What the exercise asks: Transcribe these records line for line, leaving out the pictures.

[Layout element annotations]
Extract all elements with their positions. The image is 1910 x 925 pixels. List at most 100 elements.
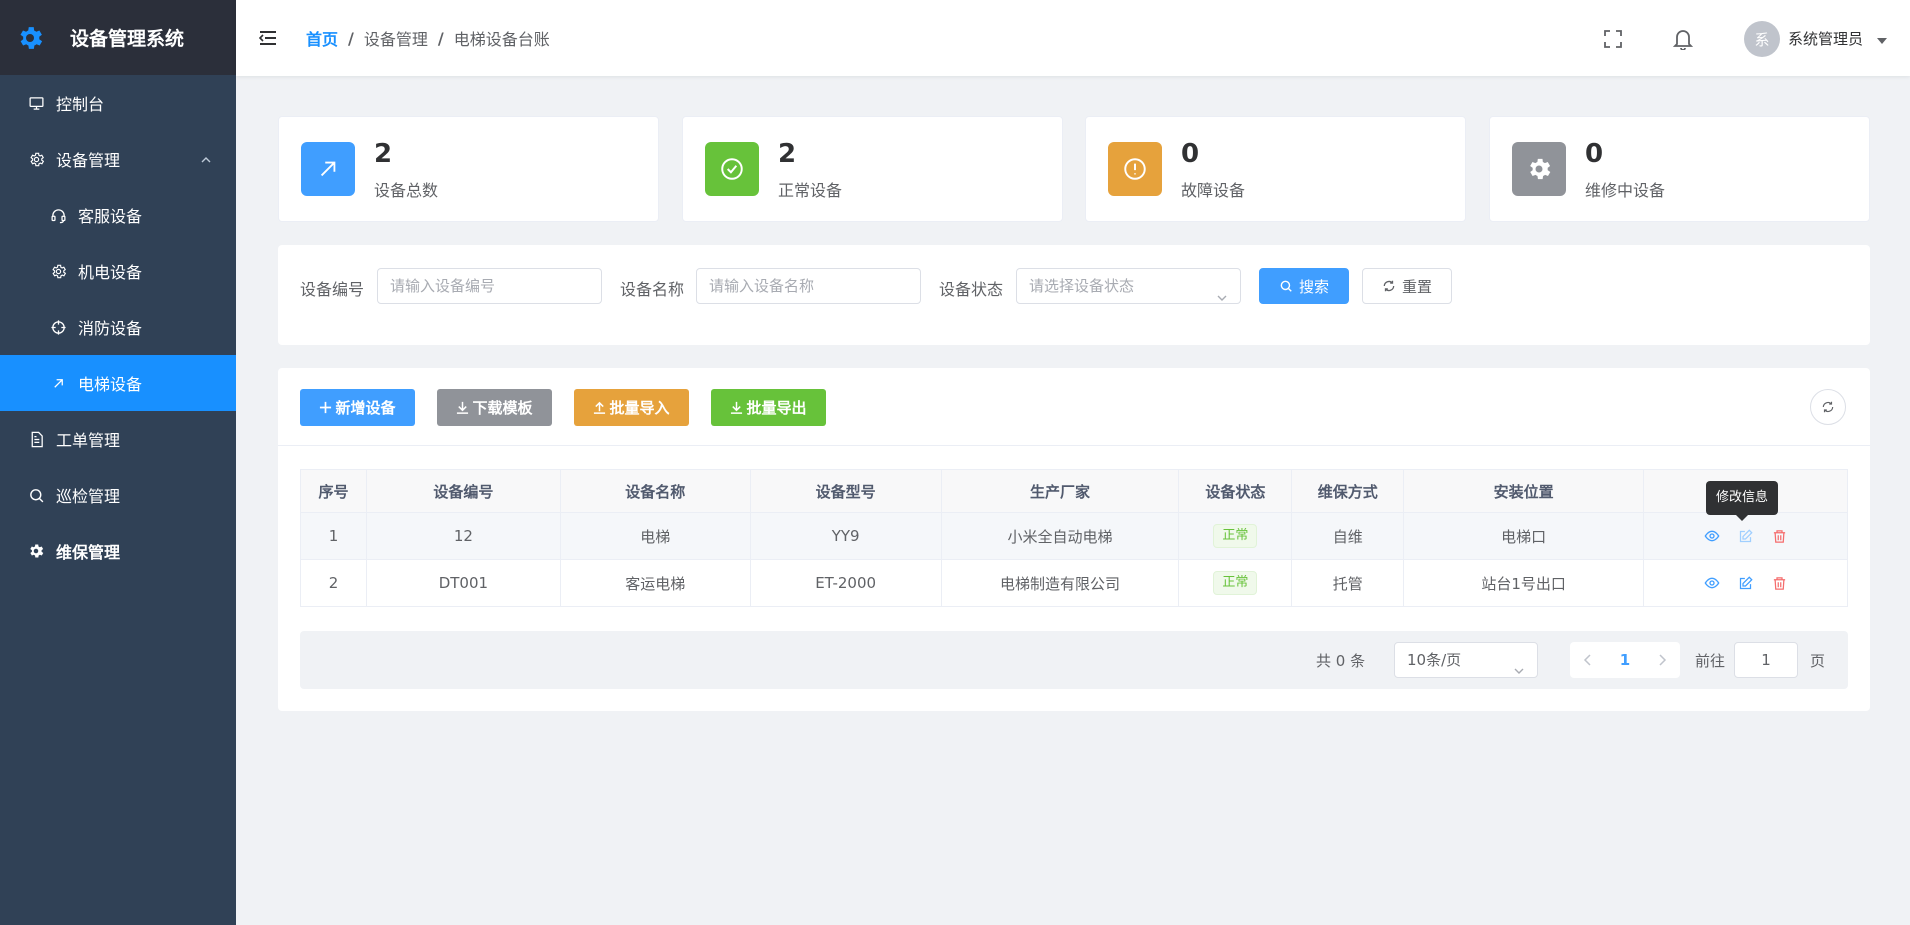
stat-value: 0 [1181, 139, 1200, 169]
status-badge: 正常 [1213, 524, 1258, 548]
column-header: 设备编号 [365, 469, 561, 513]
arrow-up-right-icon [301, 142, 355, 196]
cell-status: 正常 [1178, 512, 1293, 560]
plus-icon [319, 401, 332, 414]
download-template-button[interactable]: 下载模板 [437, 389, 552, 426]
chevron-down-icon [1216, 281, 1228, 315]
pagination: 共 0 条 10条/页 1 前往 1 页 [300, 631, 1848, 689]
stat-value: 2 [778, 139, 797, 169]
sidebar-item-label: 客服设备 [78, 207, 143, 226]
goto-page-input[interactable]: 1 [1734, 642, 1798, 678]
cell-index: 1 [300, 512, 367, 560]
sidebar-item-label: 机电设备 [78, 263, 143, 282]
delete-icon[interactable] [1771, 527, 1789, 545]
cell-code: DT001 [365, 559, 561, 607]
breadcrumb: 首页 / 设备管理 / 电梯设备台账 [306, 26, 550, 50]
cell-actions [1643, 559, 1848, 607]
cell-name: 电梯 [559, 512, 751, 560]
sidebar-item-label: 工单管理 [56, 431, 121, 450]
fullscreen-icon[interactable] [1601, 27, 1625, 51]
username[interactable]: 系统管理员 [1788, 28, 1863, 49]
cell-location: 电梯口 [1403, 512, 1645, 560]
gear-icon [48, 261, 68, 281]
delete-icon[interactable] [1771, 574, 1789, 592]
current-page[interactable]: 1 [1620, 651, 1630, 669]
edit-icon[interactable] [1737, 574, 1755, 592]
view-icon[interactable] [1703, 527, 1721, 545]
app-logo: 设备管理系统 [0, 0, 236, 75]
column-header: 生产厂家 [940, 469, 1180, 513]
page-suffix: 页 [1810, 652, 1826, 670]
cell-status: 正常 [1178, 559, 1293, 607]
batch-import-button[interactable]: 批量导入 [574, 389, 689, 426]
sidebar-item-fire-devices[interactable]: 消防设备 [0, 299, 236, 355]
breadcrumb-home[interactable]: 首页 [306, 26, 338, 50]
download-icon [456, 401, 469, 414]
batch-export-button[interactable]: 批量导出 [711, 389, 826, 426]
sidebar-item-label: 电梯设备 [78, 375, 143, 394]
sidebar-item-inspection[interactable]: 巡检管理 [0, 467, 236, 523]
stat-card-repair: 0 维修中设备 [1489, 116, 1870, 222]
breadcrumb-item: 设备管理 [363, 30, 428, 49]
prev-page-icon[interactable] [1583, 654, 1593, 666]
search-icon [1279, 279, 1293, 293]
column-header: 设备状态 [1178, 469, 1293, 513]
gear-filled-icon [26, 541, 46, 561]
avatar[interactable]: 系 [1744, 21, 1780, 57]
edit-icon[interactable] [1737, 527, 1755, 545]
arrow-up-right-icon [48, 373, 68, 393]
sidebar-item-device-management[interactable]: 设备管理 [0, 131, 236, 187]
breadcrumb-separator: / [437, 28, 444, 48]
stat-label: 故障设备 [1181, 181, 1246, 200]
gear-logo-icon [14, 22, 46, 54]
sidebar-item-elevator-devices[interactable]: 电梯设备 [0, 355, 236, 411]
search-icon [26, 485, 46, 505]
top-header: 首页 / 设备管理 / 电梯设备台账 系 系统管理员 [236, 0, 1910, 76]
table-row: 1 12 电梯 YY9 小米全自动电梯 正常 自维 电梯口 [300, 512, 1848, 560]
sidebar-item-electromechanical[interactable]: 机电设备 [0, 243, 236, 299]
cell-maker: 电梯制造有限公司 [940, 559, 1180, 607]
device-status-select[interactable]: 请选择设备状态 [1016, 268, 1241, 304]
pager-nav: 1 [1570, 642, 1680, 678]
crosshair-icon [48, 317, 68, 337]
check-circle-icon [705, 142, 759, 196]
batch-export-label: 批量导出 [746, 399, 807, 417]
device-name-input[interactable] [696, 268, 921, 304]
bell-icon[interactable] [1671, 27, 1695, 51]
device-code-input[interactable] [377, 268, 602, 304]
cell-name: 客运电梯 [559, 559, 751, 607]
breadcrumb-separator: / [348, 28, 354, 48]
column-header: 维保方式 [1291, 469, 1405, 513]
stat-value: 0 [1585, 139, 1604, 169]
app-title: 设备管理系统 [70, 28, 185, 50]
stat-card-total: 2 设备总数 [278, 116, 659, 222]
sidebar-item-maintenance[interactable]: 维保管理 [0, 523, 236, 579]
next-page-icon[interactable] [1657, 654, 1667, 666]
add-device-button[interactable]: 新增设备 [300, 389, 415, 426]
sidebar-item-label: 消防设备 [78, 319, 143, 338]
menu-fold-icon[interactable] [256, 26, 280, 50]
cell-code: 12 [365, 512, 561, 560]
sidebar-item-service-devices[interactable]: 客服设备 [0, 187, 236, 243]
caret-down-icon[interactable] [1876, 31, 1888, 50]
search-button[interactable]: 搜索 [1259, 268, 1349, 304]
page-size-select[interactable]: 10条/页 [1394, 642, 1538, 678]
reset-button-label: 重置 [1401, 277, 1432, 296]
column-header: 安装位置 [1403, 469, 1645, 513]
device-status-label: 设备状态 [939, 280, 1004, 299]
sidebar-item-label: 控制台 [56, 95, 105, 114]
search-button-label: 搜索 [1298, 277, 1329, 296]
reset-button[interactable]: 重置 [1362, 268, 1452, 304]
refresh-icon [1382, 279, 1396, 293]
sidebar-item-work-orders[interactable]: 工单管理 [0, 411, 236, 467]
stat-card-normal: 2 正常设备 [682, 116, 1063, 222]
sidebar-item-label: 维保管理 [56, 543, 121, 562]
refresh-table-button[interactable] [1810, 389, 1846, 425]
breadcrumb-current: 电梯设备台账 [453, 30, 550, 49]
sidebar-item-console[interactable]: 控制台 [0, 75, 236, 131]
view-icon[interactable] [1703, 574, 1721, 592]
headset-icon [48, 205, 68, 225]
upload-icon [593, 401, 606, 414]
cell-maintenance: 自维 [1291, 512, 1405, 560]
edit-tooltip: 修改信息 [1706, 481, 1779, 521]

Complete response:
Extract all elements with their positions. The image is 1910 x 925 pixels. List at most 100 elements.
stat-value: 0 [1181, 139, 1200, 169]
status-badge: 正常 [1213, 524, 1258, 548]
column-header: 设备编号 [365, 469, 561, 513]
arrow-up-right-icon [301, 142, 355, 196]
cell-status: 正常 [1178, 512, 1293, 560]
plus-icon [319, 401, 332, 414]
download-template-button[interactable]: 下载模板 [437, 389, 552, 426]
chevron-down-icon [1216, 281, 1228, 315]
pagination: 共 0 条 10条/页 1 前往 1 页 [300, 631, 1848, 689]
stat-value: 2 [778, 139, 797, 169]
sidebar-item-label: 客服设备 [78, 207, 143, 226]
goto-page-input[interactable]: 1 [1734, 642, 1798, 678]
cell-index: 1 [300, 512, 367, 560]
sidebar-item-label: 机电设备 [78, 263, 143, 282]
delete-icon[interactable] [1771, 527, 1789, 545]
cell-code: DT001 [365, 559, 561, 607]
breadcrumb: 首页 / 设备管理 / 电梯设备台账 [306, 26, 550, 50]
cell-actions [1643, 559, 1848, 607]
cell-name: 电梯 [559, 512, 751, 560]
sidebar-item-label: 工单管理 [56, 431, 121, 450]
fullscreen-icon[interactable] [1601, 27, 1625, 51]
username[interactable]: 系统管理员 [1788, 28, 1863, 49]
cell-location: 电梯口 [1403, 512, 1645, 560]
gear-icon [48, 261, 68, 281]
delete-icon[interactable] [1771, 574, 1789, 592]
current-page[interactable]: 1 [1620, 651, 1630, 669]
edit-icon[interactable] [1737, 574, 1755, 592]
view-icon[interactable] [1703, 527, 1721, 545]
app-logo: 设备管理系统 [0, 0, 236, 75]
column-header: 生产厂家 [940, 469, 1180, 513]
page-suffix: 页 [1810, 652, 1826, 670]
cell-status: 正常 [1178, 559, 1293, 607]
batch-import-button[interactable]: 批量导入 [574, 389, 689, 426]
sidebar-item-fire-devices[interactable]: 消防设备 [0, 299, 236, 355]
breadcrumb-home[interactable]: 首页 [306, 26, 338, 50]
download-icon [456, 401, 469, 414]
batch-export-button[interactable]: 批量导出 [711, 389, 826, 426]
sidebar-item-label: 电梯设备 [78, 375, 143, 394]
sidebar-item-inspection[interactable]: 巡检管理 [0, 467, 236, 523]
stat-card-repair: 0 维修中设备 [1489, 116, 1870, 222]
breadcrumb-item: 设备管理 [363, 30, 428, 49]
prev-page-icon[interactable] [1583, 654, 1593, 666]
search-icon [1279, 279, 1293, 293]
column-header: 设备状态 [1178, 469, 1293, 513]
gear-filled-icon [26, 541, 46, 561]
avatar[interactable]: 系 [1744, 21, 1780, 57]
edit-icon[interactable] [1737, 527, 1755, 545]
arrow-up-right-icon [48, 373, 68, 393]
sidebar-item-device-management[interactable]: 设备管理 [0, 131, 236, 187]
breadcrumb-separator: / [437, 28, 444, 48]
stat-label: 故障设备 [1181, 181, 1246, 200]
gear-logo-icon [14, 22, 46, 54]
sidebar-item-elevator-devices[interactable]: 电梯设备 [0, 355, 236, 411]
search-icon [26, 485, 46, 505]
top-header: 首页 / 设备管理 / 电梯设备台账 系 系统管理员 [236, 0, 1910, 76]
table-row: 1 12 电梯 YY9 小米全自动电梯 正常 自维 电梯口 [300, 512, 1848, 560]
sidebar-item-electromechanical[interactable]: 机电设备 [0, 243, 236, 299]
cell-maker: 电梯制造有限公司 [940, 559, 1180, 607]
device-status-select[interactable]: 请选择设备状态 [1016, 268, 1241, 304]
pager-nav: 1 [1570, 642, 1680, 678]
crosshair-icon [48, 317, 68, 337]
check-circle-icon [705, 142, 759, 196]
batch-export-label: 批量导出 [746, 399, 807, 417]
device-name-input[interactable] [696, 268, 921, 304]
bell-icon[interactable] [1671, 27, 1695, 51]
device-code-input[interactable] [377, 268, 602, 304]
cell-name: 客运电梯 [559, 559, 751, 607]
breadcrumb-separator: / [348, 28, 354, 48]
column-header: 维保方式 [1291, 469, 1405, 513]
stat-value: 0 [1585, 139, 1604, 169]
app-title: 设备管理系统 [70, 28, 185, 50]
stat-card-total: 2 设备总数 [278, 116, 659, 222]
sidebar-item-maintenance[interactable]: 维保管理 [0, 523, 236, 579]
next-page-icon[interactable] [1657, 654, 1667, 666]
add-device-button[interactable]: 新增设备 [300, 389, 415, 426]
sidebar-item-label: 消防设备 [78, 319, 143, 338]
menu-fold-icon[interactable] [256, 26, 280, 50]
cell-code: 12 [365, 512, 561, 560]
sidebar-item-service-devices[interactable]: 客服设备 [0, 187, 236, 243]
caret-down-icon[interactable] [1876, 31, 1888, 50]
search-button[interactable]: 搜索 [1259, 268, 1349, 304]
page-size-select[interactable]: 10条/页 [1394, 642, 1538, 678]
reset-button-label: 重置 [1401, 277, 1432, 296]
column-header: 安装位置 [1403, 469, 1645, 513]
device-status-label: 设备状态 [939, 280, 1004, 299]
sidebar-item-label: 控制台 [56, 95, 105, 114]
search-button-label: 搜索 [1298, 277, 1329, 296]
reset-button[interactable]: 重置 [1362, 268, 1452, 304]
refresh-icon [1382, 279, 1396, 293]
sidebar-item-work-orders[interactable]: 工单管理 [0, 411, 236, 467]
stat-card-normal: 2 正常设备 [682, 116, 1063, 222]
sidebar-item-label: 维保管理 [56, 543, 121, 562]
refresh-table-button[interactable] [1810, 389, 1846, 425]
breadcrumb-current: 电梯设备台账 [453, 30, 550, 49]
sidebar-item-console[interactable]: 控制台 [0, 75, 236, 131]
view-icon[interactable] [1703, 574, 1721, 592]
headset-icon [48, 205, 68, 225]
upload-icon [593, 401, 606, 414]
cell-maintenance: 自维 [1291, 512, 1405, 560]
edit-tooltip: 修改信息 [1706, 481, 1779, 521]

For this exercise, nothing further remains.